===== INPUT ROWS

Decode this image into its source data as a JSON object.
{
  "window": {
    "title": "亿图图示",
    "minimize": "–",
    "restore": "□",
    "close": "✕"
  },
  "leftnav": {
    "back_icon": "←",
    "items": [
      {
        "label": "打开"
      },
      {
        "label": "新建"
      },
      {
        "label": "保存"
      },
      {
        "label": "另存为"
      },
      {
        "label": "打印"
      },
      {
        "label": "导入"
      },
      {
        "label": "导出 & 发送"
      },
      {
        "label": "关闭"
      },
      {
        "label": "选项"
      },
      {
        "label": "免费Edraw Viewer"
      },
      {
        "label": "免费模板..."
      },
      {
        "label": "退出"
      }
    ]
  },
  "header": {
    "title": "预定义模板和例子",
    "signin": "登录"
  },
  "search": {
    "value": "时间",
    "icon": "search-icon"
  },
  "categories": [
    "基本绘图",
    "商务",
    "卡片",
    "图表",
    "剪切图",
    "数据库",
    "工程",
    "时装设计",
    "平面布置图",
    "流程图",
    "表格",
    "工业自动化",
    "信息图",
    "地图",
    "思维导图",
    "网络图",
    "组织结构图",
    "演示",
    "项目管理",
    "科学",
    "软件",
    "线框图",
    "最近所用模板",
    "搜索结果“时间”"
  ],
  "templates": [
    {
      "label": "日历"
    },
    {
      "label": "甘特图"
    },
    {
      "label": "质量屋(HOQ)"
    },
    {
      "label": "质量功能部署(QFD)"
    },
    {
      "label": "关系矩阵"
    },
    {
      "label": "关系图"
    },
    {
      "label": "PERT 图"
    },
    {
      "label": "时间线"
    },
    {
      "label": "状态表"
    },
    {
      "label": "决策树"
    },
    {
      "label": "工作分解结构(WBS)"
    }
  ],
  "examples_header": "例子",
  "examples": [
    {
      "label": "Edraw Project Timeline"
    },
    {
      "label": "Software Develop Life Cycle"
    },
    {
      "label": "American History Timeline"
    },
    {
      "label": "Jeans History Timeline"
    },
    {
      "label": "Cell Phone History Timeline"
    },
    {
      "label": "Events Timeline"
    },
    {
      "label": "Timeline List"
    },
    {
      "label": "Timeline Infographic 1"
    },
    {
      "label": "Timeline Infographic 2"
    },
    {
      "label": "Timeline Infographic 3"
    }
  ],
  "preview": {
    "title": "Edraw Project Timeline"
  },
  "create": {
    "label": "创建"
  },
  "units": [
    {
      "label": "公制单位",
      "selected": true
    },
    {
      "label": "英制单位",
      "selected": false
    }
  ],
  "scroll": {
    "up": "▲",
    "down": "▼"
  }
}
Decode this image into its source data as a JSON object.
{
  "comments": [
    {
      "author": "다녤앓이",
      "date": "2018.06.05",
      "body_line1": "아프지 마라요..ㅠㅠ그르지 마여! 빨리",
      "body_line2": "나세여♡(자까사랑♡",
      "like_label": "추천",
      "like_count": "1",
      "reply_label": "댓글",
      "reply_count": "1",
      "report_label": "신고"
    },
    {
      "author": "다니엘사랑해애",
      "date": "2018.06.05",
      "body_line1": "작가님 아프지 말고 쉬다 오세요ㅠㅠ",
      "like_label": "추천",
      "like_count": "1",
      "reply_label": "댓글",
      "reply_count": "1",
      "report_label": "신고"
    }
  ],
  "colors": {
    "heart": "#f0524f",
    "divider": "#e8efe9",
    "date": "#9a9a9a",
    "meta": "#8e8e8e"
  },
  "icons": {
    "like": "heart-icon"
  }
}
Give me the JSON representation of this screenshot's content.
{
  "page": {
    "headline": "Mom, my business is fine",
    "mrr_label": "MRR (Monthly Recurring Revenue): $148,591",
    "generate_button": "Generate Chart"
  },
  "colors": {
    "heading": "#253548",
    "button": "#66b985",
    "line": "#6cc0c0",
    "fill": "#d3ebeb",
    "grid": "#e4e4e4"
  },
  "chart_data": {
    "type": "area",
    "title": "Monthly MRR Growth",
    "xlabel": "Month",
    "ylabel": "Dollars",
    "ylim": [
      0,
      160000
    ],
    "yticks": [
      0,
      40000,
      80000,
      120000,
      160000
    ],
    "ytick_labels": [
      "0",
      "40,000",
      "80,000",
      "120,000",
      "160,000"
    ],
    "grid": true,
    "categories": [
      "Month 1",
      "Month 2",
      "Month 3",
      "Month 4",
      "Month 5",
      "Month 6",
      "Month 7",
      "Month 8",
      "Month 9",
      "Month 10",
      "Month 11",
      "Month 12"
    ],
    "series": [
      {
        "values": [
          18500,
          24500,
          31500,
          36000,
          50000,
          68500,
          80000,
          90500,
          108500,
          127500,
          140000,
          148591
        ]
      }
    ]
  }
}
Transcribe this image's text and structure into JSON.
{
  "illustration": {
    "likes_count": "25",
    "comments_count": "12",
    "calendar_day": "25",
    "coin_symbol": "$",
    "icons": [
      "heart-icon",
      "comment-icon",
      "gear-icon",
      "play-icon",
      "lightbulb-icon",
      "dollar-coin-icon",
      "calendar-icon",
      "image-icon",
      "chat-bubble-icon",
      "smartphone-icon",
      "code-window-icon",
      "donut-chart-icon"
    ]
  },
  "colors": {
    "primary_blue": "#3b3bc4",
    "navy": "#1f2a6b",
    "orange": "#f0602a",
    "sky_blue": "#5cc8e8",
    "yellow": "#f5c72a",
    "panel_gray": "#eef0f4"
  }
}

==========

WRITTEN TASK - Which lines hold the word "History"? Copy every one of them.

THE SOLUTION -
      "label": "American History Timeline"
      "label": "Jeans History Timeline"
      "label": "Cell Phone History Timeline"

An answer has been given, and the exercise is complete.